### WHAT IS ASKED
Return the material exactly as supplied, apart from the pictures, which are omitted.

Data entries:
○ ○ ○ ○ ○

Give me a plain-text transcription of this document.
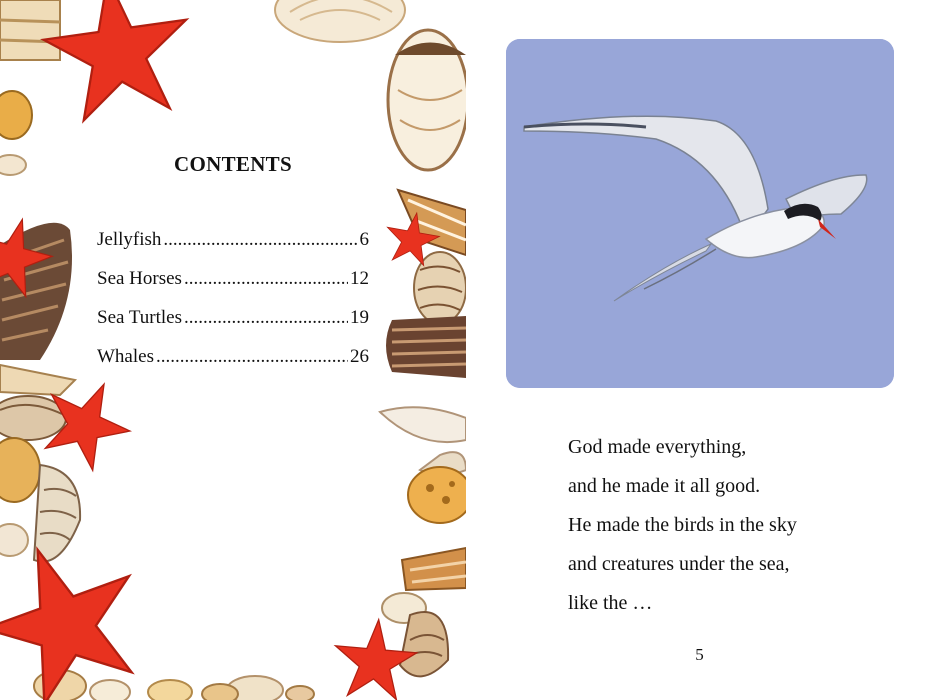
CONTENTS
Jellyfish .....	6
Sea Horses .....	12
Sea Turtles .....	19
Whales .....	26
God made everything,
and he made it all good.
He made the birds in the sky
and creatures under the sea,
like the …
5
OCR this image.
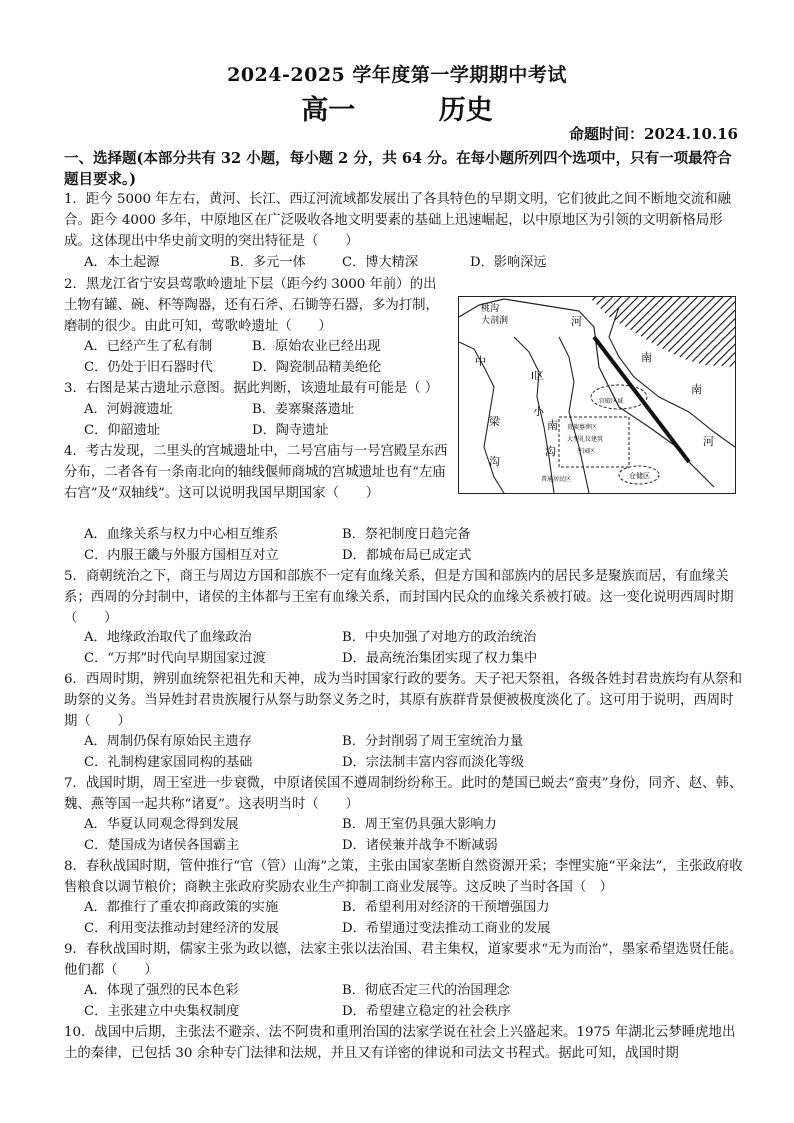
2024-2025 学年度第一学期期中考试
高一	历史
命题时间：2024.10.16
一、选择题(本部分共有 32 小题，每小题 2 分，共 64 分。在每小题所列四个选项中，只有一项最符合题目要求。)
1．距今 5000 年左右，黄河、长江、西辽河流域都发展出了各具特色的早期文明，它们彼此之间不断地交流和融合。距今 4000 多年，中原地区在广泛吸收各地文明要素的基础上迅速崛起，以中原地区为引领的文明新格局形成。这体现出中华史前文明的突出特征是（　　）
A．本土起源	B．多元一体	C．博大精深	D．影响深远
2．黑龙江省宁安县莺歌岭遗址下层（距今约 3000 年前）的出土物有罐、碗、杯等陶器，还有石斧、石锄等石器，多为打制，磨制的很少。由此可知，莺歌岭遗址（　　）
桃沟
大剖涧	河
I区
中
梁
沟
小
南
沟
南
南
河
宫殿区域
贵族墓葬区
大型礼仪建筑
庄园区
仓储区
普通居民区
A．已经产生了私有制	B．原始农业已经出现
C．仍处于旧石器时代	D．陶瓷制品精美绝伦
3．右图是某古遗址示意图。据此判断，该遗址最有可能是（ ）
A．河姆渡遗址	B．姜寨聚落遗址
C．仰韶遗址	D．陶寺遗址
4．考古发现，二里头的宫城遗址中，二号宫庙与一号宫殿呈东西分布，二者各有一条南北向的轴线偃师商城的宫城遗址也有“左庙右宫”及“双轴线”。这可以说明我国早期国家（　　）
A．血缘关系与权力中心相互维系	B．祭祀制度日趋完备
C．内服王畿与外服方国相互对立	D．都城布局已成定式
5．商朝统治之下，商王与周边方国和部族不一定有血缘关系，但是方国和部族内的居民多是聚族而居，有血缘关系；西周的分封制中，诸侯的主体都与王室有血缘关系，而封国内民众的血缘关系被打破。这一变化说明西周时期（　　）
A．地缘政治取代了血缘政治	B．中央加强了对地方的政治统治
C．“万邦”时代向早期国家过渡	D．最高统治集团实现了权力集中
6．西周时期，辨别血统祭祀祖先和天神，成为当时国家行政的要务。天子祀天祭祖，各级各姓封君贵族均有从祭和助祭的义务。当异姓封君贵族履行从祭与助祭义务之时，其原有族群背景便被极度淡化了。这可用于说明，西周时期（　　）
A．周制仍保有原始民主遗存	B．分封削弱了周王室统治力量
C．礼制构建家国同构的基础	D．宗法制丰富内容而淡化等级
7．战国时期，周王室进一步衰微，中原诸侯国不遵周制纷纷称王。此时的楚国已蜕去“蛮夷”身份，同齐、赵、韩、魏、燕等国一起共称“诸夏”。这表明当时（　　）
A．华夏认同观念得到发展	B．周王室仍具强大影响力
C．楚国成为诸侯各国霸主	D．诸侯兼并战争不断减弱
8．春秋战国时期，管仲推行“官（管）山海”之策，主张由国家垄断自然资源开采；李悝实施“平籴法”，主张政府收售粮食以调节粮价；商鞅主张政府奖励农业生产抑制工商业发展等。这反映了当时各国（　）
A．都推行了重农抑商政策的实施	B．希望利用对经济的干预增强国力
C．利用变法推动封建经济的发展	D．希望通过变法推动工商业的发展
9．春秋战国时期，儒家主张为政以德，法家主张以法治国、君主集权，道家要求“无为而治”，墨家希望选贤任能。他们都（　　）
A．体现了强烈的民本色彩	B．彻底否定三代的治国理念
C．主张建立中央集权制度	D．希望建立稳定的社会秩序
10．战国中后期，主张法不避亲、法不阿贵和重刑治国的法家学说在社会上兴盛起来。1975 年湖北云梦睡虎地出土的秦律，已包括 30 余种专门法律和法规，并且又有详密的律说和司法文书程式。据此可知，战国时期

○ ○ ○ ○ ○

### PROBLEM SOLUTION
Give me a plain-text transcription of this document.
CONTENTS
Jellyfish .....	6
Sea Horses .....	12
Sea Turtles .....	19
Whales .....	26
God made everything,
and he made it all good.
He made the birds in the sky
and creatures under the sea,
like the …
5
OCR this image.
2024-2025 学年度第一学期期中考试
高一	历史
命题时间：2024.10.16
一、选择题(本部分共有 32 小题，每小题 2 分，共 64 分。在每小题所列四个选项中，只有一项最符合题目要求。)
1．距今 5000 年左右，黄河、长江、西辽河流域都发展出了各具特色的早期文明，它们彼此之间不断地交流和融合。距今 4000 多年，中原地区在广泛吸收各地文明要素的基础上迅速崛起，以中原地区为引领的文明新格局形成。这体现出中华史前文明的突出特征是（　　）
A．本土起源	B．多元一体	C．博大精深	D．影响深远
2．黑龙江省宁安县莺歌岭遗址下层（距今约 3000 年前）的出土物有罐、碗、杯等陶器，还有石斧、石锄等石器，多为打制，磨制的很少。由此可知，莺歌岭遗址（　　）
桃沟
大剖涧	河
I区
中
梁
沟
小
南
沟
南
南
河
宫殿区域
贵族墓葬区
大型礼仪建筑
庄园区
仓储区
普通居民区
A．已经产生了私有制	B．原始农业已经出现
C．仍处于旧石器时代	D．陶瓷制品精美绝伦
3．右图是某古遗址示意图。据此判断，该遗址最有可能是（ ）
A．河姆渡遗址	B．姜寨聚落遗址
C．仰韶遗址	D．陶寺遗址
4．考古发现，二里头的宫城遗址中，二号宫庙与一号宫殿呈东西分布，二者各有一条南北向的轴线偃师商城的宫城遗址也有“左庙右宫”及“双轴线”。这可以说明我国早期国家（　　）
A．血缘关系与权力中心相互维系	B．祭祀制度日趋完备
C．内服王畿与外服方国相互对立	D．都城布局已成定式
5．商朝统治之下，商王与周边方国和部族不一定有血缘关系，但是方国和部族内的居民多是聚族而居，有血缘关系；西周的分封制中，诸侯的主体都与王室有血缘关系，而封国内民众的血缘关系被打破。这一变化说明西周时期（　　）
A．地缘政治取代了血缘政治	B．中央加强了对地方的政治统治
C．“万邦”时代向早期国家过渡	D．最高统治集团实现了权力集中
6．西周时期，辨别血统祭祀祖先和天神，成为当时国家行政的要务。天子祀天祭祖，各级各姓封君贵族均有从祭和助祭的义务。当异姓封君贵族履行从祭与助祭义务之时，其原有族群背景便被极度淡化了。这可用于说明，西周时期（　　）
A．周制仍保有原始民主遗存	B．分封削弱了周王室统治力量
C．礼制构建家国同构的基础	D．宗法制丰富内容而淡化等级
7．战国时期，周王室进一步衰微，中原诸侯国不遵周制纷纷称王。此时的楚国已蜕去“蛮夷”身份，同齐、赵、韩、魏、燕等国一起共称“诸夏”。这表明当时（　　）
A．华夏认同观念得到发展	B．周王室仍具强大影响力
C．楚国成为诸侯各国霸主	D．诸侯兼并战争不断减弱
8．春秋战国时期，管仲推行“官（管）山海”之策，主张由国家垄断自然资源开采；李悝实施“平籴法”，主张政府收售粮食以调节粮价；商鞅主张政府奖励农业生产抑制工商业发展等。这反映了当时各国（　）
A．都推行了重农抑商政策的实施	B．希望利用对经济的干预增强国力
C．利用变法推动封建经济的发展	D．希望通过变法推动工商业的发展
9．春秋战国时期，儒家主张为政以德，法家主张以法治国、君主集权，道家要求“无为而治”，墨家希望选贤任能。他们都（　　）
A．体现了强烈的民本色彩	B．彻底否定三代的治国理念
C．主张建立中央集权制度	D．希望建立稳定的社会秩序
10．战国中后期，主张法不避亲、法不阿贵和重刑治国的法家学说在社会上兴盛起来。1975 年湖北云梦睡虎地出土的秦律，已包括 30 余种专门法律和法规，并且又有详密的律说和司法文书程式。据此可知，战国时期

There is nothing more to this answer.